Stated task :: Search the material below for the word "Variantenbündel". Copy every line that has it.

Data entries ::
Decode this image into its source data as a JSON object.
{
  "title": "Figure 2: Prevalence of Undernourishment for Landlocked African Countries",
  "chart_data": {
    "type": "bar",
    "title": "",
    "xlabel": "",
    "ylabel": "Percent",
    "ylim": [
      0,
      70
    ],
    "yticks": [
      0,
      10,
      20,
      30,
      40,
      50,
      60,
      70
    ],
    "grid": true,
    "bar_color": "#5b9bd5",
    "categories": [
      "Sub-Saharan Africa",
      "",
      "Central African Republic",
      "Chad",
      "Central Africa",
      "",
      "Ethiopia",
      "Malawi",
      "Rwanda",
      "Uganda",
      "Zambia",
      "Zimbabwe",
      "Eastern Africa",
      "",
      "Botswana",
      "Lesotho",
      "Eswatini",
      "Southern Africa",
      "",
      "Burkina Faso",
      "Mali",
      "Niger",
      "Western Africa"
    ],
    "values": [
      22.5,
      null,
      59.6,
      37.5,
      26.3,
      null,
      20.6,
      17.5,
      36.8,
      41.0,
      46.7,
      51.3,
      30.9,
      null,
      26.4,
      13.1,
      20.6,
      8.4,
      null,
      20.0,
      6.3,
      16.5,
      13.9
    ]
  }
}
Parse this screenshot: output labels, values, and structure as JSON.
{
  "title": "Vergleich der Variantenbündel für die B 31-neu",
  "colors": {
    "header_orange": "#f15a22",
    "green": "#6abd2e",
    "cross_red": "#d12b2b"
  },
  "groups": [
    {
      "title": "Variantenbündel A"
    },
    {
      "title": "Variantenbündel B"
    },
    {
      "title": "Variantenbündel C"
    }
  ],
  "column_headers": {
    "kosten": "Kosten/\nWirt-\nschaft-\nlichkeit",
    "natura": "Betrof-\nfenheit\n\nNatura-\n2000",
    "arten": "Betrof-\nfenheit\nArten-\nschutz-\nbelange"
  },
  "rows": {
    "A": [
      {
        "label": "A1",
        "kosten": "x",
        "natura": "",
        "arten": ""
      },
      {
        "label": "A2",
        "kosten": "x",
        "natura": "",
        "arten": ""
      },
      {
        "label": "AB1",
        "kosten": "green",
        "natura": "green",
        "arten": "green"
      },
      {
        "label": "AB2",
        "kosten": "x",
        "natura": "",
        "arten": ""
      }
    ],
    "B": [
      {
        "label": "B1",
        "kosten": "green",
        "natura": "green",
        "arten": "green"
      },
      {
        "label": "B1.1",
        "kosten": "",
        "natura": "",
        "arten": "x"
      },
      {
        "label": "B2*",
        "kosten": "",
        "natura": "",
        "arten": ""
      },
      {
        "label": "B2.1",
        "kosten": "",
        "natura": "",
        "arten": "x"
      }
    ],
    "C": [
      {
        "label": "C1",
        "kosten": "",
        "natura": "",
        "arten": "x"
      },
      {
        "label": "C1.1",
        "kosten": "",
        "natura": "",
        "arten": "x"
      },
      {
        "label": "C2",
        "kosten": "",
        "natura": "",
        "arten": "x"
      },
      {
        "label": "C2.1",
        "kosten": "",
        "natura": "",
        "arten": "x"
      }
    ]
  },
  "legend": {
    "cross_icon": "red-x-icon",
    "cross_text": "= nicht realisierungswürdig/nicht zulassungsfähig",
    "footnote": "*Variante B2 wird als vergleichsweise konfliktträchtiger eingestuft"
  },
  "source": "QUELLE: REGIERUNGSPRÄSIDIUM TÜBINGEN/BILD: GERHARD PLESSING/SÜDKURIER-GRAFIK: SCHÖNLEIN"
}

Task output ::
  "title": "Vergleich der Variantenbündel für die B 31-neu",
      "title": "Variantenbündel A"
      "title": "Variantenbündel B"
      "title": "Variantenbündel C"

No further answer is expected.